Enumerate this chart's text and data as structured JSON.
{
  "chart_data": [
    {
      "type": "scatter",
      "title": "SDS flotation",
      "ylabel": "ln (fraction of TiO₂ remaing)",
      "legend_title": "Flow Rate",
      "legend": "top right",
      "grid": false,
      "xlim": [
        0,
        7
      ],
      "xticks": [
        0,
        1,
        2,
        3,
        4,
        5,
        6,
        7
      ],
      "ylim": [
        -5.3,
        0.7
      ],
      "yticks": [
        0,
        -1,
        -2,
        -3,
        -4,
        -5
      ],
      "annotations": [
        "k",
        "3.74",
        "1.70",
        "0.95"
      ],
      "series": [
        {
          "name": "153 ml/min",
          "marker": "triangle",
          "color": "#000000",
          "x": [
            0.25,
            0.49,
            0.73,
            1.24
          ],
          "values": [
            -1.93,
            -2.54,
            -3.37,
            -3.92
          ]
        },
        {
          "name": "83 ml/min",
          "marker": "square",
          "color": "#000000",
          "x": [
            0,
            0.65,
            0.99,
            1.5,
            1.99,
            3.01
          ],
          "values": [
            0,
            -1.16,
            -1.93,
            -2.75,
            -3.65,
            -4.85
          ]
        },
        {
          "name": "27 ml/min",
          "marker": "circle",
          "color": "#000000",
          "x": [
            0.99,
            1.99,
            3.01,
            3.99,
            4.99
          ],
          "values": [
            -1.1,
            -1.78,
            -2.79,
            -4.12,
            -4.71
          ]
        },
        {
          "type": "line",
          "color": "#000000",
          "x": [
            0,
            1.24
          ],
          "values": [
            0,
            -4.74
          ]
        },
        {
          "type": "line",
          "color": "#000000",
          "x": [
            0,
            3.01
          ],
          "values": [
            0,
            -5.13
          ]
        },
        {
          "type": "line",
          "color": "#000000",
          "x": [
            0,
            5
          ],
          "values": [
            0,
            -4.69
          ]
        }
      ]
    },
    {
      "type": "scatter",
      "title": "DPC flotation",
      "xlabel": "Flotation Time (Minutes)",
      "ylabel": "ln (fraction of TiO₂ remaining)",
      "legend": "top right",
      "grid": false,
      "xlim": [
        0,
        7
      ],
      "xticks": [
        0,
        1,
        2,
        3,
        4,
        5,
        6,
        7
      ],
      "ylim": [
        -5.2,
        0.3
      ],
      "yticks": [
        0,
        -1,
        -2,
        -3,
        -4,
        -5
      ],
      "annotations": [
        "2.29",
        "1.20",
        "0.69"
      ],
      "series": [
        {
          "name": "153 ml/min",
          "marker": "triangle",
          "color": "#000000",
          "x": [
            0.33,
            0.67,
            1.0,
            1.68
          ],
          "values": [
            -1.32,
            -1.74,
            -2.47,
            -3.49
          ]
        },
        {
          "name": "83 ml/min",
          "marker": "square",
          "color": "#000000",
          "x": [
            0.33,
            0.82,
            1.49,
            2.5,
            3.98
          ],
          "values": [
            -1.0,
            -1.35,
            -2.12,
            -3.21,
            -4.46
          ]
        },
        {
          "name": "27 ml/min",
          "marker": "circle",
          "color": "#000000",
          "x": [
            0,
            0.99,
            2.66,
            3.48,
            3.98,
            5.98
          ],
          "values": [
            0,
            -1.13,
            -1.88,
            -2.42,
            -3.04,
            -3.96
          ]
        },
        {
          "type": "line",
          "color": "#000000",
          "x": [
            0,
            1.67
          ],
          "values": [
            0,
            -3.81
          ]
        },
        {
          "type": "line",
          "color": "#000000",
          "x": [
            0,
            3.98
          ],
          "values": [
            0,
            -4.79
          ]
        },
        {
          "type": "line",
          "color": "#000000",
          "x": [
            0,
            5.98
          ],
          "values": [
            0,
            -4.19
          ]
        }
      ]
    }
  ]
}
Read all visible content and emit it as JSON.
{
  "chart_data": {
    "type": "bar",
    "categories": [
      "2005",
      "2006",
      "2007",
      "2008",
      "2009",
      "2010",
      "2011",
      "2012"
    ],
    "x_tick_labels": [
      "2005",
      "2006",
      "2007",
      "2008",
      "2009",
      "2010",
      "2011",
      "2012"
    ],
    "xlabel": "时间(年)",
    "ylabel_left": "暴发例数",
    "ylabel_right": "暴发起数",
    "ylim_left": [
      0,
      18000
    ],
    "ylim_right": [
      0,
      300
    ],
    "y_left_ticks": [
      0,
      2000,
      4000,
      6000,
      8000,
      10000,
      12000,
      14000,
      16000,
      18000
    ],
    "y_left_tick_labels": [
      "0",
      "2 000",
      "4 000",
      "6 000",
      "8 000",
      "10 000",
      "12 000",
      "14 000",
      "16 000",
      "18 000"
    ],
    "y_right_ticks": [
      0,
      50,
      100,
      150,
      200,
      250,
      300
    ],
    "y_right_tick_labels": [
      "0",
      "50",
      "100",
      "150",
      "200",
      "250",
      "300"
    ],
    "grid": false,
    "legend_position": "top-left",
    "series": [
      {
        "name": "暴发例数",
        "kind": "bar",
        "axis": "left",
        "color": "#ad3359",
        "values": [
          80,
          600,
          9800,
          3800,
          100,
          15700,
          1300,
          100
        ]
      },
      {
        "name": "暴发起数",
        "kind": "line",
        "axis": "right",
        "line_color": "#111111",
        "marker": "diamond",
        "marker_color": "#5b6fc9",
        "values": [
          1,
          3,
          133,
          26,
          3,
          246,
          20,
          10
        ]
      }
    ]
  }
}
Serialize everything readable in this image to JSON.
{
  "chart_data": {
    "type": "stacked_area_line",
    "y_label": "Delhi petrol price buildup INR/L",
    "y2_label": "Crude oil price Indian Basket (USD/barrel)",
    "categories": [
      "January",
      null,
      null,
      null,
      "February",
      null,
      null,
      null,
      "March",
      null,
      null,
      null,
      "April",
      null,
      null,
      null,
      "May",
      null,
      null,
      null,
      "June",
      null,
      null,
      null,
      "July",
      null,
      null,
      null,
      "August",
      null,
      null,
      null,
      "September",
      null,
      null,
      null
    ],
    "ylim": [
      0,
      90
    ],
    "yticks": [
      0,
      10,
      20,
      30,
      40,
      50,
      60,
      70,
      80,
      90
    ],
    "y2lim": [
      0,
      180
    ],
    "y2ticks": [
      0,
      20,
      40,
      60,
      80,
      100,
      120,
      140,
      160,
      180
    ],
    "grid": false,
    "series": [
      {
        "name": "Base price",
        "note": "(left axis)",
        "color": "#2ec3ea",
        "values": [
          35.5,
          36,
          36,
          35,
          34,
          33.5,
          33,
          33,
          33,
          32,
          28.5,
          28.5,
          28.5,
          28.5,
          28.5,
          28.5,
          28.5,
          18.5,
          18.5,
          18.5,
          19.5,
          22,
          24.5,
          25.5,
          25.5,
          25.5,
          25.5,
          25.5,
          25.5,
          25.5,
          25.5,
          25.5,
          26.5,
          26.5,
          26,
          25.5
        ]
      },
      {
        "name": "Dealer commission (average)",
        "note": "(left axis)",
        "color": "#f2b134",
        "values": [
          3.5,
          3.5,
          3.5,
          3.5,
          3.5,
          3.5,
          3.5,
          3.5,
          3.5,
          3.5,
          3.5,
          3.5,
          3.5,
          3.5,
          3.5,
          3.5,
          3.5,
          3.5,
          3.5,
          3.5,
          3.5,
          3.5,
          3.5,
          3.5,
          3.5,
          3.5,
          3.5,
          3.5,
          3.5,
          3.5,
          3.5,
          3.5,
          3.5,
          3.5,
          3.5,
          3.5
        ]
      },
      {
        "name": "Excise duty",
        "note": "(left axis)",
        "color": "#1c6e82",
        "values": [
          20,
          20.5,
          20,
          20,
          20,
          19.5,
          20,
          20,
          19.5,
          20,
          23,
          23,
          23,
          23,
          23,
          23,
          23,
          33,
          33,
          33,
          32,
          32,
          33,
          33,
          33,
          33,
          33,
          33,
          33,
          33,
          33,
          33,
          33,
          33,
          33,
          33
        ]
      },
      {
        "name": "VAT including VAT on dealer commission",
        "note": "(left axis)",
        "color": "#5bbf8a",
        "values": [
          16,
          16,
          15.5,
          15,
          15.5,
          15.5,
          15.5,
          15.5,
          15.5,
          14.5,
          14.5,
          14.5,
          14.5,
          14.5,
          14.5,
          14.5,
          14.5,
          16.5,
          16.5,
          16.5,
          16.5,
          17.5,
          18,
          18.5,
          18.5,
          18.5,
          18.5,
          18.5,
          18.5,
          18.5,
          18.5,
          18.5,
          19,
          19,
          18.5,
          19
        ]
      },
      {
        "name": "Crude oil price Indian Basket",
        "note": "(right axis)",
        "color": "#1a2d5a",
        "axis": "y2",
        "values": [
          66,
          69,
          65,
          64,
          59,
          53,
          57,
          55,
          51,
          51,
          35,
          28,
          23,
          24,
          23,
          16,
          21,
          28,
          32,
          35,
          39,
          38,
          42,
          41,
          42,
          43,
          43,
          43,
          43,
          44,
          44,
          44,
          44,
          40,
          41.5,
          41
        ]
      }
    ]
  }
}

## What needs to be done
Report each line in the preceding entries that holds the string "Indian".

## Answer to this exercise
    "y2_label": "Crude oil price Indian Basket (USD/barrel)",
        "name": "Crude oil price Indian Basket",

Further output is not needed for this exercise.